start Records provided

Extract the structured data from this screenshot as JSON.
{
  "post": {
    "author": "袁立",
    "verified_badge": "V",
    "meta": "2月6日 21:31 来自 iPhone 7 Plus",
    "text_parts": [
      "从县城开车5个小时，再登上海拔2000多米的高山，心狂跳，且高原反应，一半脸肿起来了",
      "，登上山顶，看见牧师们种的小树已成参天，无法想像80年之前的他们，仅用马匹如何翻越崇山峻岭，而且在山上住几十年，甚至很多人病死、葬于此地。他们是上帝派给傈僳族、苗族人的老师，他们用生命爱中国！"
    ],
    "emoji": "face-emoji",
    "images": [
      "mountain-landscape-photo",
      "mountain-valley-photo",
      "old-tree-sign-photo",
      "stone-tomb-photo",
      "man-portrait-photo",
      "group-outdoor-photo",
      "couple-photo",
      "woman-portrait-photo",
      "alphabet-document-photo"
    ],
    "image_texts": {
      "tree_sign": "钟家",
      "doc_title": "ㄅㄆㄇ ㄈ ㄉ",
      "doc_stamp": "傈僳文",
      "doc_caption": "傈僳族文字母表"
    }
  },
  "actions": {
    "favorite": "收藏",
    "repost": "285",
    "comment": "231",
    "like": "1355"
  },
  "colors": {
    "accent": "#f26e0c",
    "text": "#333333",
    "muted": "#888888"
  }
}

end Records provided

Can you reproduce all the material exactly?

Extract the structured data from this screenshot as JSON.
{
  "post": {
    "author": "袁立",
    "verified_badge": "V",
    "meta": "2月6日 21:31 来自 iPhone 7 Plus",
    "text_parts": [
      "从县城开车5个小时，再登上海拔2000多米的高山，心狂跳，且高原反应，一半脸肿起来了",
      "，登上山顶，看见牧师们种的小树已成参天，无法想像80年之前的他们，仅用马匹如何翻越崇山峻岭，而且在山上住几十年，甚至很多人病死、葬于此地。他们是上帝派给傈僳族、苗族人的老师，他们用生命爱中国！"
    ],
    "emoji": "face-emoji",
    "images": [
      "mountain-landscape-photo",
      "mountain-valley-photo",
      "old-tree-sign-photo",
      "stone-tomb-photo",
      "man-portrait-photo",
      "group-outdoor-photo",
      "couple-photo",
      "woman-portrait-photo",
      "alphabet-document-photo"
    ],
    "image_texts": {
      "tree_sign": "钟家",
      "doc_title": "ㄅㄆㄇ ㄈ ㄉ",
      "doc_stamp": "傈僳文",
      "doc_caption": "傈僳族文字母表"
    }
  },
  "actions": {
    "favorite": "收藏",
    "repost": "285",
    "comment": "231",
    "like": "1355"
  },
  "colors": {
    "accent": "#f26e0c",
    "text": "#333333",
    "muted": "#888888"
  }
}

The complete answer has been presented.